THE REQUEST ::
Below is a block of records; repeat each one exactly.

··········

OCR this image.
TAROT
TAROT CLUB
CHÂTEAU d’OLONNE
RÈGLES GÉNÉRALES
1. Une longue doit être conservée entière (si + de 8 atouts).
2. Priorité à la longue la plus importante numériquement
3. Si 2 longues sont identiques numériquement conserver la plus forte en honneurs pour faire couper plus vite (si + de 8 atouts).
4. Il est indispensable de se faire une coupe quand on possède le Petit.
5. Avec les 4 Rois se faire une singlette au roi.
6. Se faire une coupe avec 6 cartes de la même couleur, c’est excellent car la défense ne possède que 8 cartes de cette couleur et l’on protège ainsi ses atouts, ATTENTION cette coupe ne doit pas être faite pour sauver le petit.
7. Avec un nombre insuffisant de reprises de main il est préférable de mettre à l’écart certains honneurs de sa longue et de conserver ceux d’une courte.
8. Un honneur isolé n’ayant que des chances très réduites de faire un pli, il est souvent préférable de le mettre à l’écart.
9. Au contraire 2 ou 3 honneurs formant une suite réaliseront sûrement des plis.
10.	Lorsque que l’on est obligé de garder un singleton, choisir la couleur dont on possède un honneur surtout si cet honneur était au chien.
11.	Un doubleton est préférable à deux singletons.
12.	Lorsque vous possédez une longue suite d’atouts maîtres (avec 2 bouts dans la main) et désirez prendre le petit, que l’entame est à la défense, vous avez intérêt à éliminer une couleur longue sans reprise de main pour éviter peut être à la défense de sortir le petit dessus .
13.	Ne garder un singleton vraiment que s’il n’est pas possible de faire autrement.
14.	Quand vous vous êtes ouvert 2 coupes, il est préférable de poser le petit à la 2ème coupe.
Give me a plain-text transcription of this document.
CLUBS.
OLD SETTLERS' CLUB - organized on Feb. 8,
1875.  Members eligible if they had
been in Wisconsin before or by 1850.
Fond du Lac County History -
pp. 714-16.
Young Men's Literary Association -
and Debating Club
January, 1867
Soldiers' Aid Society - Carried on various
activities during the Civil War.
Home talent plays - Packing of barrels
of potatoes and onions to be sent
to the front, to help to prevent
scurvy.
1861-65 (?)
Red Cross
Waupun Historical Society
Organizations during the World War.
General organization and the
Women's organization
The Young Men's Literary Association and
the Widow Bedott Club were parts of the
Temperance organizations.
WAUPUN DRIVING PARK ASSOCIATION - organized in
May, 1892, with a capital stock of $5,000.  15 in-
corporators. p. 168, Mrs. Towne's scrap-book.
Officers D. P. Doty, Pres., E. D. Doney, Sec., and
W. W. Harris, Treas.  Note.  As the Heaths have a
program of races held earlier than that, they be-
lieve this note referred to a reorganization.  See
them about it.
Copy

··········

RESULT FOR THIS TASK ::
OCR this image.
TAROT
TAROT CLUB
CHÂTEAU d’OLONNE
RÈGLES GÉNÉRALES
1. Une longue doit être conservée entière (si + de 8 atouts).
2. Priorité à la longue la plus importante numériquement
3. Si 2 longues sont identiques numériquement conserver la plus forte en honneurs pour faire couper plus vite (si + de 8 atouts).
4. Il est indispensable de se faire une coupe quand on possède le Petit.
5. Avec les 4 Rois se faire une singlette au roi.
6. Se faire une coupe avec 6 cartes de la même couleur, c’est excellent car la défense ne possède que 8 cartes de cette couleur et l’on protège ainsi ses atouts, ATTENTION cette coupe ne doit pas être faite pour sauver le petit.
7. Avec un nombre insuffisant de reprises de main il est préférable de mettre à l’écart certains honneurs de sa longue et de conserver ceux d’une courte.
8. Un honneur isolé n’ayant que des chances très réduites de faire un pli, il est souvent préférable de le mettre à l’écart.
9. Au contraire 2 ou 3 honneurs formant une suite réaliseront sûrement des plis.
10.	Lorsque que l’on est obligé de garder un singleton, choisir la couleur dont on possède un honneur surtout si cet honneur était au chien.
11.	Un doubleton est préférable à deux singletons.
12.	Lorsque vous possédez une longue suite d’atouts maîtres (avec 2 bouts dans la main) et désirez prendre le petit, que l’entame est à la défense, vous avez intérêt à éliminer une couleur longue sans reprise de main pour éviter peut être à la défense de sortir le petit dessus .
13.	Ne garder un singleton vraiment que s’il n’est pas possible de faire autrement.
14.	Quand vous vous êtes ouvert 2 coupes, il est préférable de poser le petit à la 2ème coupe.
Give me a plain-text transcription of this document.
CLUBS.
OLD SETTLERS' CLUB - organized on Feb. 8,
1875.  Members eligible if they had
been in Wisconsin before or by 1850.
Fond du Lac County History -
pp. 714-16.
Young Men's Literary Association -
and Debating Club
January, 1867
Soldiers' Aid Society - Carried on various
activities during the Civil War.
Home talent plays - Packing of barrels
of potatoes and onions to be sent
to the front, to help to prevent
scurvy.
1861-65 (?)
Red Cross
Waupun Historical Society
Organizations during the World War.
General organization and the
Women's organization
The Young Men's Literary Association and
the Widow Bedott Club were parts of the
Temperance organizations.
WAUPUN DRIVING PARK ASSOCIATION - organized in
May, 1892, with a capital stock of $5,000.  15 in-
corporators. p. 168, Mrs. Towne's scrap-book.
Officers D. P. Doty, Pres., E. D. Doney, Sec., and
W. W. Harris, Treas.  Note.  As the Heaths have a
program of races held earlier than that, they be-
lieve this note referred to a reorganization.  See
them about it.
Copy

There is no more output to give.